§ **AIM**
Collect each line of the entries that holds the string "title".

+ + +

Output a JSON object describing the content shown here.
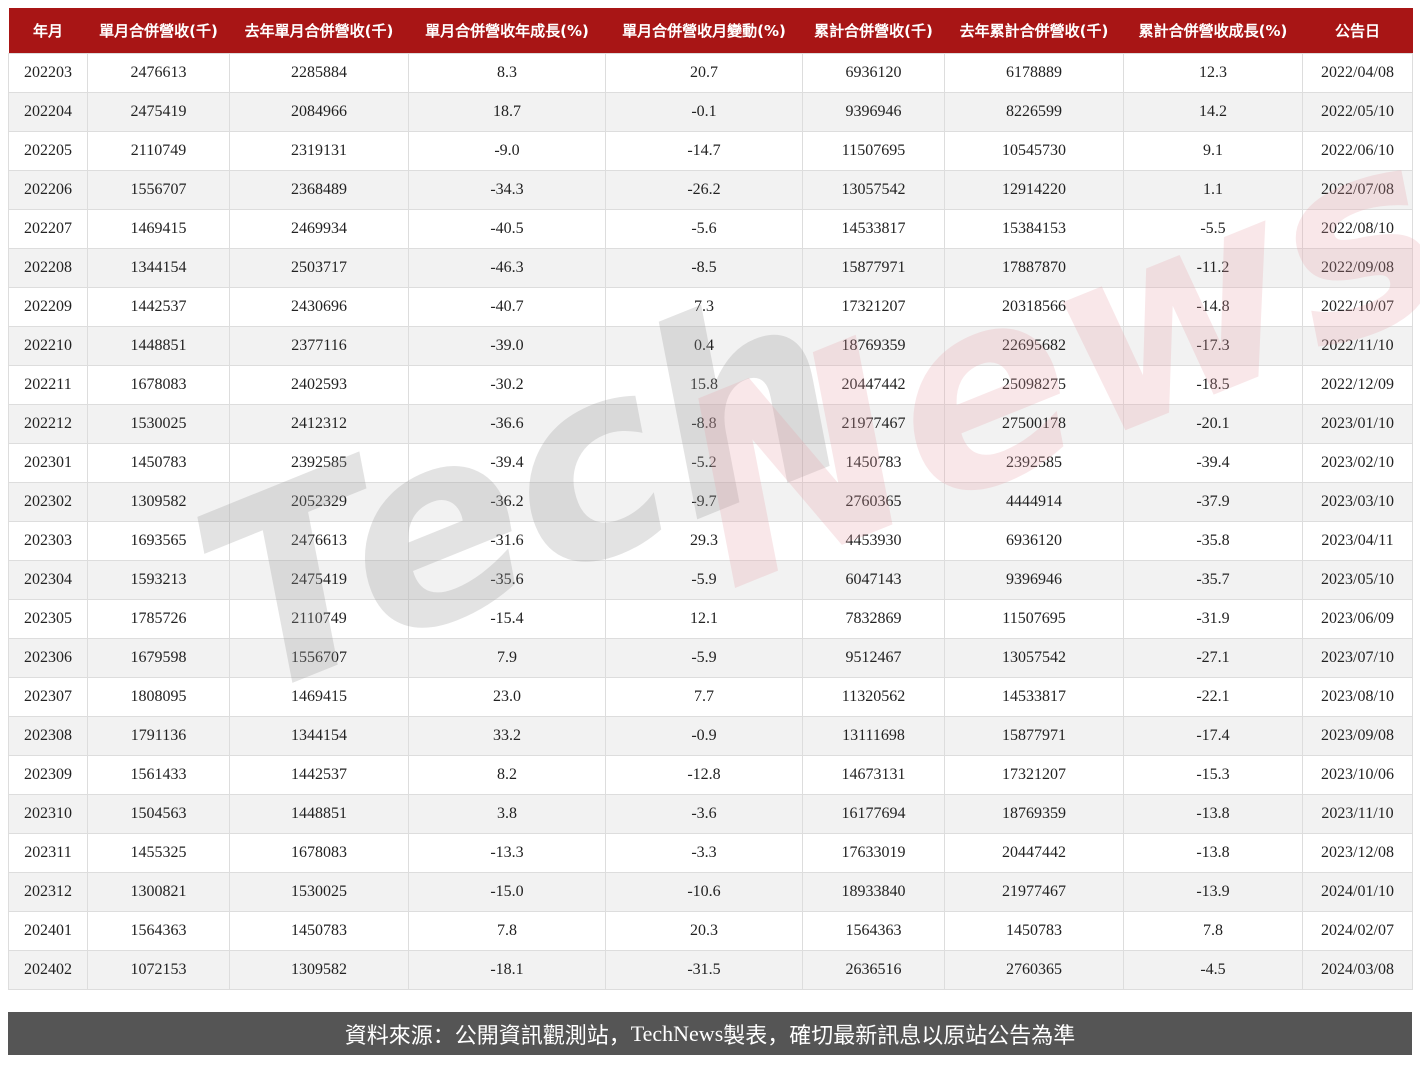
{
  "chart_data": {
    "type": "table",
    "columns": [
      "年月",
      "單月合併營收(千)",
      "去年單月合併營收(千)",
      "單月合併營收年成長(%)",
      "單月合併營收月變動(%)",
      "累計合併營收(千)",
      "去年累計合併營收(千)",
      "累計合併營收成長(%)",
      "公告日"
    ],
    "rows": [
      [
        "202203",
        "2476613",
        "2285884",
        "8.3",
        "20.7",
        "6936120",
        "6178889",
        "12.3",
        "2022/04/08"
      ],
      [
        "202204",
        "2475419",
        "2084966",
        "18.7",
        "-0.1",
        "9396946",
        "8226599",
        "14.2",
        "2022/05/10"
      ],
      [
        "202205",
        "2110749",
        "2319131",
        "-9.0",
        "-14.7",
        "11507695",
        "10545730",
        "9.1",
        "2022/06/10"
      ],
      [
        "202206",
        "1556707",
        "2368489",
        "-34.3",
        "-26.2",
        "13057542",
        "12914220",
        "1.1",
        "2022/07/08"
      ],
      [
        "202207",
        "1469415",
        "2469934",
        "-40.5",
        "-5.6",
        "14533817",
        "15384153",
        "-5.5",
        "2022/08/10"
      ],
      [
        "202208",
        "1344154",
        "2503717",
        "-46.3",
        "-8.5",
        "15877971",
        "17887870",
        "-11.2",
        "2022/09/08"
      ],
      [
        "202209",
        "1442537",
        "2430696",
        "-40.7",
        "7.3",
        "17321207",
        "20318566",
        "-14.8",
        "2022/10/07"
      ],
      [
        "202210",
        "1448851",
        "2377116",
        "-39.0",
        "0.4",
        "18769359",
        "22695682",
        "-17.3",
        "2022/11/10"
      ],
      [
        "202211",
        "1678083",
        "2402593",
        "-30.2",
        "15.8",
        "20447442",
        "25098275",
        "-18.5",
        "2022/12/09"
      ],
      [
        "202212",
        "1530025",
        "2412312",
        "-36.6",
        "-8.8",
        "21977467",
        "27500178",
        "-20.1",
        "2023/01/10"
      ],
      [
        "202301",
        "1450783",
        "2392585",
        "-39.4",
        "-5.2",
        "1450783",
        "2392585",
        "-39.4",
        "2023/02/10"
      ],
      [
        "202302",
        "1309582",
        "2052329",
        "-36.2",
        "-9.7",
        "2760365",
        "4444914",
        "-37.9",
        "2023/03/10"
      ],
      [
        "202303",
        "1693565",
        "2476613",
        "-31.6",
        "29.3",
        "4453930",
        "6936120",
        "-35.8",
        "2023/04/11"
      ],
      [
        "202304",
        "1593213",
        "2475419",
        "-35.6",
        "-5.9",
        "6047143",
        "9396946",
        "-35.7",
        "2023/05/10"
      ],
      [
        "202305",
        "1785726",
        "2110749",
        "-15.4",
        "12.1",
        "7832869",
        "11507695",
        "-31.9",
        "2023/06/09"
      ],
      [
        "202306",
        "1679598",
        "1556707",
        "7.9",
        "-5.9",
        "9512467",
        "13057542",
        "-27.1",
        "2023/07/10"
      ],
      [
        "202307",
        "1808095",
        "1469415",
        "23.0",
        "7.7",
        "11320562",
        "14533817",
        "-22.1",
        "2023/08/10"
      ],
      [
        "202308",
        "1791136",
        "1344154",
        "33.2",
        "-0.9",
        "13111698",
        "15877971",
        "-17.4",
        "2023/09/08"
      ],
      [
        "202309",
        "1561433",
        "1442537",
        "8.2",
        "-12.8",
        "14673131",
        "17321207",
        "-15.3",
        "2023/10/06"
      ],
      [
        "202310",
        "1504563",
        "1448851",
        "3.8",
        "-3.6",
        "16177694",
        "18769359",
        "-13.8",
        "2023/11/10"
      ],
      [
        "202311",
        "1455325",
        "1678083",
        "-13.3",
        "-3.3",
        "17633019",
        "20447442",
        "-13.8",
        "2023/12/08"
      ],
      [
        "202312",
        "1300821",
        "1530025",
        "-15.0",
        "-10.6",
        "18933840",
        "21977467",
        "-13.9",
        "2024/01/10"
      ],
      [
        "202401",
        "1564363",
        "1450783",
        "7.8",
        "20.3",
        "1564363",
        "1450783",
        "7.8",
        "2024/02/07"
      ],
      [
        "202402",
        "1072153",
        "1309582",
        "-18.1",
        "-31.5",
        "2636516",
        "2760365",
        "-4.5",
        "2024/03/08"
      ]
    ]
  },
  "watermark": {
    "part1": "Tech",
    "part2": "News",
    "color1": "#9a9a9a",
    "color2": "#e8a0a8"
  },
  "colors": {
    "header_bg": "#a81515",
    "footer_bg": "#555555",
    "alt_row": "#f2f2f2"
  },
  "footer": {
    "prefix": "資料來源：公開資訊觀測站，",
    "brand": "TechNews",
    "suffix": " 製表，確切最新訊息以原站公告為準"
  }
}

+ + +

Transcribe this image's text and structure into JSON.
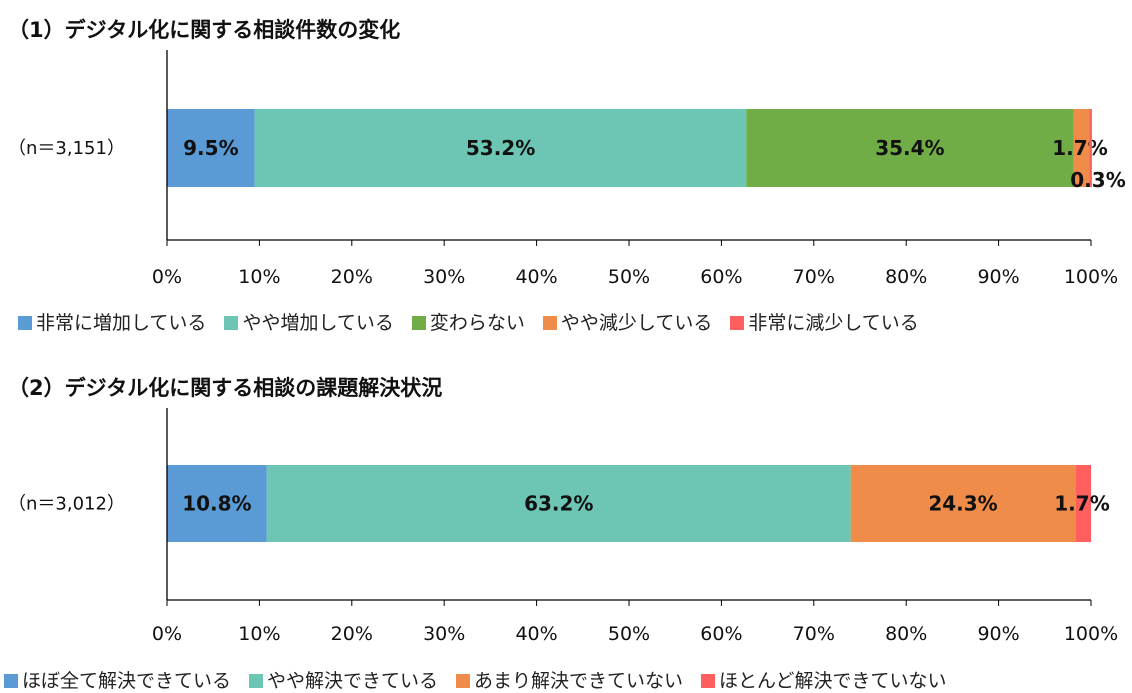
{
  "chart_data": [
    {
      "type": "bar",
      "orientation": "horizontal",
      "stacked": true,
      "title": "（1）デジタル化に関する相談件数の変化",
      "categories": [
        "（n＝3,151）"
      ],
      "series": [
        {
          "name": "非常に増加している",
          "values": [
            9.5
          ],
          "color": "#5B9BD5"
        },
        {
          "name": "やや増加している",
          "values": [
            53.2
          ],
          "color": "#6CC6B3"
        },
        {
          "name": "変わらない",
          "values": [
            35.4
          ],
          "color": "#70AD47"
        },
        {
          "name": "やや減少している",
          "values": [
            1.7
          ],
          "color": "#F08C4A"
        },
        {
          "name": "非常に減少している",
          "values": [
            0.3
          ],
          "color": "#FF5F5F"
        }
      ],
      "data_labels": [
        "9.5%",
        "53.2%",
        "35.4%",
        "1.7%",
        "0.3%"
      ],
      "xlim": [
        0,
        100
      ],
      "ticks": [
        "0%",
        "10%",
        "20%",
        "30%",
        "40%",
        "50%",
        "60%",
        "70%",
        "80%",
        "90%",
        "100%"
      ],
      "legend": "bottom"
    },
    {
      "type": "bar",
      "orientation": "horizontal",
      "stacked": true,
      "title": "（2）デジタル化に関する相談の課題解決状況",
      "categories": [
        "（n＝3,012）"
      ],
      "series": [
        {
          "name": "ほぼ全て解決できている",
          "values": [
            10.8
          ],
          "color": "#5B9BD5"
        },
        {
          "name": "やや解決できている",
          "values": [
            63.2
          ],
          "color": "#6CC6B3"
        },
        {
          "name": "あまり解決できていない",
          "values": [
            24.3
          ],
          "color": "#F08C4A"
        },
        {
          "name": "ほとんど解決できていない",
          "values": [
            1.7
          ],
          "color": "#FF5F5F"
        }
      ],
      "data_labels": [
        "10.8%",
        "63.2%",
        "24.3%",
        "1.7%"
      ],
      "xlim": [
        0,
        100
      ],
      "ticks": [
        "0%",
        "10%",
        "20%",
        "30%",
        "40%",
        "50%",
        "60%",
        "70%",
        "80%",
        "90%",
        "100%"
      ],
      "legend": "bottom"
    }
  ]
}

+ + +

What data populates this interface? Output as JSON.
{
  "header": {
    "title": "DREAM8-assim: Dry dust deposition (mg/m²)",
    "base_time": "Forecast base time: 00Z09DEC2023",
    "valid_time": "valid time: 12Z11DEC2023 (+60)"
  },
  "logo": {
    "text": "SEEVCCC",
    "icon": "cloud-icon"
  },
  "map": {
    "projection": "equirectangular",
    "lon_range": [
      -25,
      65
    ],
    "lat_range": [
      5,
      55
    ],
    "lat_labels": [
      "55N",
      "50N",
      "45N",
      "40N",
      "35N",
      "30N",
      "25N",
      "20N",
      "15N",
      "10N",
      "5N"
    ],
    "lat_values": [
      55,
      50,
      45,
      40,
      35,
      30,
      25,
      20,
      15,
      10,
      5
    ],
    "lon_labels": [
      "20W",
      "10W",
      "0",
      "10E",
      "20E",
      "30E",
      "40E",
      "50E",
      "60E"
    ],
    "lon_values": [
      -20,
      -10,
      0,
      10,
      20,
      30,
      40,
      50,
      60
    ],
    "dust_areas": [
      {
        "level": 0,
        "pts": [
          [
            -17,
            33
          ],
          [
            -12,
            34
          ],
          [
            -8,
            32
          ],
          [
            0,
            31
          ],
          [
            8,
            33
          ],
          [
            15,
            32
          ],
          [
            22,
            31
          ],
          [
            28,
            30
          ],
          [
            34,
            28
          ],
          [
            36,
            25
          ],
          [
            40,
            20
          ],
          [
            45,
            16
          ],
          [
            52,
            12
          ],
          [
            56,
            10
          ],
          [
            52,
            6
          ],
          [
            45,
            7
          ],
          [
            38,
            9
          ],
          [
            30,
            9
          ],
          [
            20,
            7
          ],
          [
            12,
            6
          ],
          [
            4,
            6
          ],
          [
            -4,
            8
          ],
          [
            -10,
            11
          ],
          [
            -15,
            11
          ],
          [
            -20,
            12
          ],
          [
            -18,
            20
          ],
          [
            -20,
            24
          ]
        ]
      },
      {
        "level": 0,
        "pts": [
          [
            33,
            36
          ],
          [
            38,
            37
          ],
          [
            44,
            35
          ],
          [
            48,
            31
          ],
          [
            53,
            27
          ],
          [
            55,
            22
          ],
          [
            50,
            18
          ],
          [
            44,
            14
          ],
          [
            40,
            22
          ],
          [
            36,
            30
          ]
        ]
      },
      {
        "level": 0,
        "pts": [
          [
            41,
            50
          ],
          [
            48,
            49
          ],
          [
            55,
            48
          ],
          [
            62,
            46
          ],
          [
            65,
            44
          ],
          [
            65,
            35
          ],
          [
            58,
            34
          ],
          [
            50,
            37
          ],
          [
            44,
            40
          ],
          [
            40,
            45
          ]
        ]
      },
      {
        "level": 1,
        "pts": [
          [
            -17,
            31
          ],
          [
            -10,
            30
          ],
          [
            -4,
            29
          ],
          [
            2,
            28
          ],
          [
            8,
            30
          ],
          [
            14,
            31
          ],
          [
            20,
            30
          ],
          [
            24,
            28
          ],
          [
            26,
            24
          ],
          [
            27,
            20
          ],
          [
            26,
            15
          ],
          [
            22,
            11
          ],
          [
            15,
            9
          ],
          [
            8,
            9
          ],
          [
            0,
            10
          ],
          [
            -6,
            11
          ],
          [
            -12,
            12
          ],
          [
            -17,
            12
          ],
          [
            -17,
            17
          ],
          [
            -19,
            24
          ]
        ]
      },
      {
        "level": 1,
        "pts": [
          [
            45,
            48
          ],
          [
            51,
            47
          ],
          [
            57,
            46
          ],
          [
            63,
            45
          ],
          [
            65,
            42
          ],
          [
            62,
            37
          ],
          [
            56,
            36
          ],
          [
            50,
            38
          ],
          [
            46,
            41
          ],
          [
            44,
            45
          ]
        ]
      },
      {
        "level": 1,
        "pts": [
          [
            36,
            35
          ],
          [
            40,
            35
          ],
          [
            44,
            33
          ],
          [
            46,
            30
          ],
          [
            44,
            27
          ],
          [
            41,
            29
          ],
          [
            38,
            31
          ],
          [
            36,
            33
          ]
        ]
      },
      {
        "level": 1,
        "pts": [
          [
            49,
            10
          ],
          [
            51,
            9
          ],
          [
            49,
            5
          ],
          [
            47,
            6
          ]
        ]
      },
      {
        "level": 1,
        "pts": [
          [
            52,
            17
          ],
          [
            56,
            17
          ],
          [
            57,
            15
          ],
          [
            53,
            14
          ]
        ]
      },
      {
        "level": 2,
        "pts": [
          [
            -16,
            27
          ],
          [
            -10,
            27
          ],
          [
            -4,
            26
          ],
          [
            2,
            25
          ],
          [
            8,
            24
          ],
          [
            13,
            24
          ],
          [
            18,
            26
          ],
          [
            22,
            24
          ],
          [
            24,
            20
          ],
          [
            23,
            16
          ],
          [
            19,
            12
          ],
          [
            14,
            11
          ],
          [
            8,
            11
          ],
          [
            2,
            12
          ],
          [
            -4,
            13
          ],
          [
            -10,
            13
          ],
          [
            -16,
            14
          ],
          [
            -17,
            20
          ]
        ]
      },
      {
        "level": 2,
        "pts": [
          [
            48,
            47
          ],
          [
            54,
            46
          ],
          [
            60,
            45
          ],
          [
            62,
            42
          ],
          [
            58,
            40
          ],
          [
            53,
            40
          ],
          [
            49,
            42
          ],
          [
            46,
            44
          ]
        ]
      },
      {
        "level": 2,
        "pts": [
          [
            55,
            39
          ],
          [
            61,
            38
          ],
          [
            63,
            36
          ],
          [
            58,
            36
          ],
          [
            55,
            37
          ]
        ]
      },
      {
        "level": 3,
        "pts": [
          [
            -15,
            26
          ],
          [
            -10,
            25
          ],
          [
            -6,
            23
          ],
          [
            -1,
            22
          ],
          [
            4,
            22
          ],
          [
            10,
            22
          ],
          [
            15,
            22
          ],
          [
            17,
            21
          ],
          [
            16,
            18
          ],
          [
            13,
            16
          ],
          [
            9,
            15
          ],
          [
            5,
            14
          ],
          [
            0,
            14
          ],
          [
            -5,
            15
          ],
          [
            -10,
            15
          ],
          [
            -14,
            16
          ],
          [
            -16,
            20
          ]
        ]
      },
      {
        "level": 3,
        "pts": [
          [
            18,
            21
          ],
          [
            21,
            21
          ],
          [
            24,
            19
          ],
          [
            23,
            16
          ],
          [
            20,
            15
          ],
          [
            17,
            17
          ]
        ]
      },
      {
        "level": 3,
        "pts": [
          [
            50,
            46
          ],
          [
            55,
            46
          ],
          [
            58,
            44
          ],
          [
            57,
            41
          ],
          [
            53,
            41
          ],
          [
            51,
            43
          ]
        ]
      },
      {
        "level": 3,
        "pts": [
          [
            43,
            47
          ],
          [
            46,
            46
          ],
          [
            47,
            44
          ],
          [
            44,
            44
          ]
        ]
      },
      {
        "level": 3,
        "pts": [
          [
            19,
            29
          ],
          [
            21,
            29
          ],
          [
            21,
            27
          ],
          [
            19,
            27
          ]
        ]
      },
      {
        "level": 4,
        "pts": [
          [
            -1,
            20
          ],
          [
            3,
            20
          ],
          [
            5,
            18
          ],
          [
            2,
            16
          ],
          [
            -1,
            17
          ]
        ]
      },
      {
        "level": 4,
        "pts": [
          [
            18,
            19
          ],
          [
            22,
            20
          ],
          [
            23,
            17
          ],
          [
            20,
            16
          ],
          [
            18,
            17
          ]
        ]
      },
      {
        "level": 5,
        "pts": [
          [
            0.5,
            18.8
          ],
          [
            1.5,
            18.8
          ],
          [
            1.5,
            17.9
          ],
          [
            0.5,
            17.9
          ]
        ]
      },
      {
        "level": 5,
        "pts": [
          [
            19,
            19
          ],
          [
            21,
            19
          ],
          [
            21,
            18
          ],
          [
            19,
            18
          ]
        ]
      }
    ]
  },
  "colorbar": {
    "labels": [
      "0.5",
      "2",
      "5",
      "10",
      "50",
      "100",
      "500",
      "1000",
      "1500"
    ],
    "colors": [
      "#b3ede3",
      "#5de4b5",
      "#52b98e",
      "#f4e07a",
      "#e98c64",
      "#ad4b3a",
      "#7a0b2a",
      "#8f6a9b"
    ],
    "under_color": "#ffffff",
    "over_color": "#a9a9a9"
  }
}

+ + +

§ **REPLY**
      "title": "（1）デジタル化に関する相談件数の変化",
      "title": "（2）デジタル化に関する相談の課題解決状況",
    "title": "DREAM8-assim: Dry dust deposition (mg/m²)",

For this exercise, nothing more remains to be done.